Below is a block of records. Copy every line in it that contains the word "mejores".

■ Materials provided:
____
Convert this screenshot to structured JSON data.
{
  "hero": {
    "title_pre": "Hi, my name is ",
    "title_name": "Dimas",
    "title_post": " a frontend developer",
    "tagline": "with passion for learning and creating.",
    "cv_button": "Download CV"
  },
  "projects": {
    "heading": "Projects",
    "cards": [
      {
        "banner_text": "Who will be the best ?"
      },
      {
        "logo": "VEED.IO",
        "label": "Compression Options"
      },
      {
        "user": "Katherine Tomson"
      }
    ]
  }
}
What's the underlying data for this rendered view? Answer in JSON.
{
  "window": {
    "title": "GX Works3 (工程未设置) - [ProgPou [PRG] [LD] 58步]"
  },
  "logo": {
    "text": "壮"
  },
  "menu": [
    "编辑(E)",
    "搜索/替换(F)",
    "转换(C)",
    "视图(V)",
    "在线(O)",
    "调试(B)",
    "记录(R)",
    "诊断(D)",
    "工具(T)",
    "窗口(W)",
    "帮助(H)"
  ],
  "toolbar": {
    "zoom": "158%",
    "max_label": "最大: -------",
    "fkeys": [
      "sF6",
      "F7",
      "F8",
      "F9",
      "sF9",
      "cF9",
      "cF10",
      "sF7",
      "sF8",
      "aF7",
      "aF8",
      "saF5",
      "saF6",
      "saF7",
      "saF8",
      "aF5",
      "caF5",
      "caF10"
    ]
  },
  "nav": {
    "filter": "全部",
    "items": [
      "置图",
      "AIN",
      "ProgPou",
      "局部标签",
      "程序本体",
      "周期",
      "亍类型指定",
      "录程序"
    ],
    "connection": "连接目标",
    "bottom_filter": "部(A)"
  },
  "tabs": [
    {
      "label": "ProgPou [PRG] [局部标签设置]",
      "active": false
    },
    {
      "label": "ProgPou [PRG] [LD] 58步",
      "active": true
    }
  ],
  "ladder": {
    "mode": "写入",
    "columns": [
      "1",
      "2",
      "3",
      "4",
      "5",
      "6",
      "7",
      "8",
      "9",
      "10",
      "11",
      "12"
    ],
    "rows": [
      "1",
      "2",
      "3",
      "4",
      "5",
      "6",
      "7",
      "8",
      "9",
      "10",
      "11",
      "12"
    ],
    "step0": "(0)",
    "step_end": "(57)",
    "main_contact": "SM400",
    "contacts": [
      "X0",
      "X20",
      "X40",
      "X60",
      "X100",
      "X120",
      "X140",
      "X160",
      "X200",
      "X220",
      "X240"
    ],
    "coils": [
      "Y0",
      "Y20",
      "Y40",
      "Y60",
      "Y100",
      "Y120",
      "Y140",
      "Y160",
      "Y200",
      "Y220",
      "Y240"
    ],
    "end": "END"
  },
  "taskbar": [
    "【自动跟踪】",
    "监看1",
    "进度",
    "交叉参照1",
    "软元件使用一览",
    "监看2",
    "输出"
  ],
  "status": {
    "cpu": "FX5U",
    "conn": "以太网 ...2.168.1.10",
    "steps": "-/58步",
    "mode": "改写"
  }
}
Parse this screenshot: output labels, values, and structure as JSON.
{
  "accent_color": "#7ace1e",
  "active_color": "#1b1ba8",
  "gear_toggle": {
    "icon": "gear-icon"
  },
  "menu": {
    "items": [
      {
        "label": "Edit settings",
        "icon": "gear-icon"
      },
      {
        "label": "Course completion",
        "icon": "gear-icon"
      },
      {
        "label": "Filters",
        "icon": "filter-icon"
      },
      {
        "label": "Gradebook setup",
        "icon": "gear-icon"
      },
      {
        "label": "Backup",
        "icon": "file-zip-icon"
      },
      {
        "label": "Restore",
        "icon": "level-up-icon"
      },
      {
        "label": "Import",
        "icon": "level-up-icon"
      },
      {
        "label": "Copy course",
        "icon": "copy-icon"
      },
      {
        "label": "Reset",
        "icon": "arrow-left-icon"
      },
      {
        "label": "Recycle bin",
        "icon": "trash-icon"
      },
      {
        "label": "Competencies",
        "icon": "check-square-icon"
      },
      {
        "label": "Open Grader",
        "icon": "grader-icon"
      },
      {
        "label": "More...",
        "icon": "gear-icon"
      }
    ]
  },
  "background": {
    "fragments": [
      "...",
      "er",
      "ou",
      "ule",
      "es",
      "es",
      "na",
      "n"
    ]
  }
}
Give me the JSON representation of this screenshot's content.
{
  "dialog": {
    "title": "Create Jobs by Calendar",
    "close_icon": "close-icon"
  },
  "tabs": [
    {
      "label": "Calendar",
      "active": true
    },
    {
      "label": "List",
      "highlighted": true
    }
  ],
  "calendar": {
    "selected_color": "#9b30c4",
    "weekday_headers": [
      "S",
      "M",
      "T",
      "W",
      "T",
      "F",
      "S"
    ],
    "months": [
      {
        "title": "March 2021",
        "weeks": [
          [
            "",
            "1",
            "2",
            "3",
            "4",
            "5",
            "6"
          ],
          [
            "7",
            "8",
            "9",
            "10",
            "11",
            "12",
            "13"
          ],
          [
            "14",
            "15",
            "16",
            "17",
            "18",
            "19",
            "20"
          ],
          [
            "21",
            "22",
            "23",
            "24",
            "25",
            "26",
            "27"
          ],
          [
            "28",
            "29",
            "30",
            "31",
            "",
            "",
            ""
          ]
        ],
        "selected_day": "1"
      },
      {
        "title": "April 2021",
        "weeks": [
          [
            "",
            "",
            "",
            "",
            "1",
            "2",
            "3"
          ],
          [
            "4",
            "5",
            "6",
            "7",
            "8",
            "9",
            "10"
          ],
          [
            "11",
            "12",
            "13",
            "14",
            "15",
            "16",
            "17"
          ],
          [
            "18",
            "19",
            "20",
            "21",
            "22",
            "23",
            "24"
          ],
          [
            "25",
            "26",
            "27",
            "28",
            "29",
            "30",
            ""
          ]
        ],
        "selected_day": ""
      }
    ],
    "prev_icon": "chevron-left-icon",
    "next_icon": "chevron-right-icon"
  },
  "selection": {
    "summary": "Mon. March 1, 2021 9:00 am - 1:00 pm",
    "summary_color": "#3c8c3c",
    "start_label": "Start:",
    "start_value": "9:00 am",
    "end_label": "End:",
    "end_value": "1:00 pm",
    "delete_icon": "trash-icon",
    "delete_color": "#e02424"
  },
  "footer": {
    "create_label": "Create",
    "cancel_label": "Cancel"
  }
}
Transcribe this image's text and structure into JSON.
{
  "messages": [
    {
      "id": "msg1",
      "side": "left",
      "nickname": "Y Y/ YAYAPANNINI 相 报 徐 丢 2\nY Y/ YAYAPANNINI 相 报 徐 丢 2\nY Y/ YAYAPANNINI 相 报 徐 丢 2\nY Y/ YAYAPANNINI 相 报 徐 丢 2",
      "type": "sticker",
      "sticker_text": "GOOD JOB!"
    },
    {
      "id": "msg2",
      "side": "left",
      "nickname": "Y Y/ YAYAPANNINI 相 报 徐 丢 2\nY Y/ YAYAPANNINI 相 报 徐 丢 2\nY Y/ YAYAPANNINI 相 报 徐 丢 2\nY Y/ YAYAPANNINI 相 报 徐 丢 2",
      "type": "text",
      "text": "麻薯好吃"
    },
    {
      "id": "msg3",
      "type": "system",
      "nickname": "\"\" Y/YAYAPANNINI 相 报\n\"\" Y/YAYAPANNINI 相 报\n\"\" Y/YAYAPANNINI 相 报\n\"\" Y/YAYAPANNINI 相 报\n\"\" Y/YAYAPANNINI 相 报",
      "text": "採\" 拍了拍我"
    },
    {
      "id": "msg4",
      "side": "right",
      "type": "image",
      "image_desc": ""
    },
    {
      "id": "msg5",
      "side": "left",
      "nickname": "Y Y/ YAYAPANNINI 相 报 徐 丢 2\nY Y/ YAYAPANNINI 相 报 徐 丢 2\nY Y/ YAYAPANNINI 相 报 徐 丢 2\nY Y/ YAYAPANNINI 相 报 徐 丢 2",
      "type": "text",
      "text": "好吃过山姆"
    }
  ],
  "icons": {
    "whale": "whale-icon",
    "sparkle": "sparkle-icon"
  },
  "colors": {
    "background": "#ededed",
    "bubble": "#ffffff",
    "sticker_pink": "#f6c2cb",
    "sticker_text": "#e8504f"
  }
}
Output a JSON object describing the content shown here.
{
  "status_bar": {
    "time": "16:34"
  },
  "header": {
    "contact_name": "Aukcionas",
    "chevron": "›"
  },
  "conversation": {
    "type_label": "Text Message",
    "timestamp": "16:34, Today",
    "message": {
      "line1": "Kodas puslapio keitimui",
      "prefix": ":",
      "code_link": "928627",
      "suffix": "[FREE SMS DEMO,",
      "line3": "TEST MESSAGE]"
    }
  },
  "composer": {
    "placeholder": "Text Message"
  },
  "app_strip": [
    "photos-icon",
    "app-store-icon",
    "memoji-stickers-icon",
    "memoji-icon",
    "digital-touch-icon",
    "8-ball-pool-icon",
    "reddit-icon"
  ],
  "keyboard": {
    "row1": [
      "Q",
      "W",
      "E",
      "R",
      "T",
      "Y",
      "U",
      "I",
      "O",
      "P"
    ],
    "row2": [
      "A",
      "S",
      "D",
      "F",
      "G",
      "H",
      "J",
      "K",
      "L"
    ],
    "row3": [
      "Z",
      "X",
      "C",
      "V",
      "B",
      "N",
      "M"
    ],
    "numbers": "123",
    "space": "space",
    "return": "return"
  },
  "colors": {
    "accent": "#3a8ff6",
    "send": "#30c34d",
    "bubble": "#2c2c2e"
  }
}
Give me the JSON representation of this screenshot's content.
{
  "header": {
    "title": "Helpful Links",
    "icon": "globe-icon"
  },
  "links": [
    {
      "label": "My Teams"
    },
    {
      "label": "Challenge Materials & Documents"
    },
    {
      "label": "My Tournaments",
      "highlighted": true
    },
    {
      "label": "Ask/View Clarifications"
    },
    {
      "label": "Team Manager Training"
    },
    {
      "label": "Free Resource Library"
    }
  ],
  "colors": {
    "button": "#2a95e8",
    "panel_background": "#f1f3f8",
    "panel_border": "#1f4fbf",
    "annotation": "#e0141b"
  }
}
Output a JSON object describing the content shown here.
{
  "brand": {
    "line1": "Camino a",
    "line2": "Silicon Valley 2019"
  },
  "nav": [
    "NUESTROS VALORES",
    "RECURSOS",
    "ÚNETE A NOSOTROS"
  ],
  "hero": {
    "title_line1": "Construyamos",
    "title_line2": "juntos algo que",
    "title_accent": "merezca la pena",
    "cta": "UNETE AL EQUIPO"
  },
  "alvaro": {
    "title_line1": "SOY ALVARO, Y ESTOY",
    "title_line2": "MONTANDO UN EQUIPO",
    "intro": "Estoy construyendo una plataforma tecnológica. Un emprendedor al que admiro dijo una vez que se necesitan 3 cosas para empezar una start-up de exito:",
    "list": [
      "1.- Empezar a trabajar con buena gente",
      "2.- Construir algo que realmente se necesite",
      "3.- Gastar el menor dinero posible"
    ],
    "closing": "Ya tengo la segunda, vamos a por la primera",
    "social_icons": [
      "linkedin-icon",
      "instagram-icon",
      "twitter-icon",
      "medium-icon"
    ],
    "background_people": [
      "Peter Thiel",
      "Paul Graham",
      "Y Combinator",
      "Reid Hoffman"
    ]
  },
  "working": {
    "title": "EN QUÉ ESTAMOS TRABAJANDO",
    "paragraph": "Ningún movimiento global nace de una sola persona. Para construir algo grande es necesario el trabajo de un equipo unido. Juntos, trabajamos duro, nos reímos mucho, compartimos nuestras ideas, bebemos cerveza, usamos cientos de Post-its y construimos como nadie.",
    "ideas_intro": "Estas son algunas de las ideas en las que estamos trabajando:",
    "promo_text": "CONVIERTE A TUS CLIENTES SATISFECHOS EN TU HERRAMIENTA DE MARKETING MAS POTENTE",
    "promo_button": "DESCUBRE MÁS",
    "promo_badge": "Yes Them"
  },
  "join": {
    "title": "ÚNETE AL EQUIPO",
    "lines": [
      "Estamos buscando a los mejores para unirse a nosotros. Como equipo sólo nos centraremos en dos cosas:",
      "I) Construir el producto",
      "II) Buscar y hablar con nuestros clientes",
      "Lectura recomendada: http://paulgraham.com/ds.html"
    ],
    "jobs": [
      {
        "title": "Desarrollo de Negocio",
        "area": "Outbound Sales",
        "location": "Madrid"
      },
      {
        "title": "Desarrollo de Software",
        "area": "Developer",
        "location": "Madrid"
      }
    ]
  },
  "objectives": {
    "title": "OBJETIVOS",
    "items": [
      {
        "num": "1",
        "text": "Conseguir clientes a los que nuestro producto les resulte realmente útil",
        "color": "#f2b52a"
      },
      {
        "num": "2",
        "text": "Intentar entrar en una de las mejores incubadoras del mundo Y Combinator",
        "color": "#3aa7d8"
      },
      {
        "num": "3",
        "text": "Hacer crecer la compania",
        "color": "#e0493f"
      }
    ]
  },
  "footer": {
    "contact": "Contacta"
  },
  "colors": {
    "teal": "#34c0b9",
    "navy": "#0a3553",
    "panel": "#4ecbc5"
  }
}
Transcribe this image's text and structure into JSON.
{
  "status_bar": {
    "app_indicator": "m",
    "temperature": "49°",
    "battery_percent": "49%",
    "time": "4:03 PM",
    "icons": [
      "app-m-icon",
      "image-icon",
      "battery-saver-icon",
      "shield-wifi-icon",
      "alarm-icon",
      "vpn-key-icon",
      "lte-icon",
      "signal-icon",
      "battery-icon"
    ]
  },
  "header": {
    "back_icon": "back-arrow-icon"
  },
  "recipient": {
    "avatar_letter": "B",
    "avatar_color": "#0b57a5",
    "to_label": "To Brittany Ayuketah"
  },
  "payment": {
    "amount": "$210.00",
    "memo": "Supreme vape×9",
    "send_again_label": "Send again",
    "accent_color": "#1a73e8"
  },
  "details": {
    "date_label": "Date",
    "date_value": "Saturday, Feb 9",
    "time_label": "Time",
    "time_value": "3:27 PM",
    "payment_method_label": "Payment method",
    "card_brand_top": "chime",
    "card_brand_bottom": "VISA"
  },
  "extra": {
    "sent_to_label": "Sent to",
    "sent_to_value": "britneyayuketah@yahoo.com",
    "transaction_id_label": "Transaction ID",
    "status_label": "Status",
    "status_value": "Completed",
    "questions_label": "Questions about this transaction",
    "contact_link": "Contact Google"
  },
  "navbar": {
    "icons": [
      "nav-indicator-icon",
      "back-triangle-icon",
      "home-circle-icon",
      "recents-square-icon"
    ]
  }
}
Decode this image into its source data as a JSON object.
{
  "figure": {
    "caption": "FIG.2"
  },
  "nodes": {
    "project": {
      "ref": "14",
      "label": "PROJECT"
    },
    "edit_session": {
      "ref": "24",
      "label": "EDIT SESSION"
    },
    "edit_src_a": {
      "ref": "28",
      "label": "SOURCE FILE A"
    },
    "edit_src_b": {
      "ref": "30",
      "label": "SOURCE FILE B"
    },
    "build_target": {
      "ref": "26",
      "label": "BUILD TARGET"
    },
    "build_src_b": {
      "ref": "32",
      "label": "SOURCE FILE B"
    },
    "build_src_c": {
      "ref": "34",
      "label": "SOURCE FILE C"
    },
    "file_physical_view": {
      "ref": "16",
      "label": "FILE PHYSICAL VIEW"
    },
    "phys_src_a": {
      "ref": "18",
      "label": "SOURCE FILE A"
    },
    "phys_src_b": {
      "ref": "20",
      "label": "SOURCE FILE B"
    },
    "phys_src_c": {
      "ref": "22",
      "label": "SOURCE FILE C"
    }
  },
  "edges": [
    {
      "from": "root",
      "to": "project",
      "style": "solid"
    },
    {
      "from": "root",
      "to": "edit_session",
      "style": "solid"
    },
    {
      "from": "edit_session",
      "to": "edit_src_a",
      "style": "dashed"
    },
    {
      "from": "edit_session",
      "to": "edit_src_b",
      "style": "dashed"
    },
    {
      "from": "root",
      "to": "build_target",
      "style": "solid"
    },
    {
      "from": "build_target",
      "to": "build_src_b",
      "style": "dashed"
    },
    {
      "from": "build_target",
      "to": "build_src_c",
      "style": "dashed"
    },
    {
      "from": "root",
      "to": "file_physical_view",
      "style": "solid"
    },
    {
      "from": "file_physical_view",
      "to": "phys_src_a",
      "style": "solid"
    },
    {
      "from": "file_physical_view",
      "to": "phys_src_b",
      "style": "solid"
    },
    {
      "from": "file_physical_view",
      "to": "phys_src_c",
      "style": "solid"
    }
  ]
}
____
■ Reply:
      "Estamos buscando a los mejores para unirse a nosotros. Como equipo sólo nos centraremos en dos cosas:",
        "text": "Intentar entrar en una de las mejores incubadoras del mundo Y Combinator",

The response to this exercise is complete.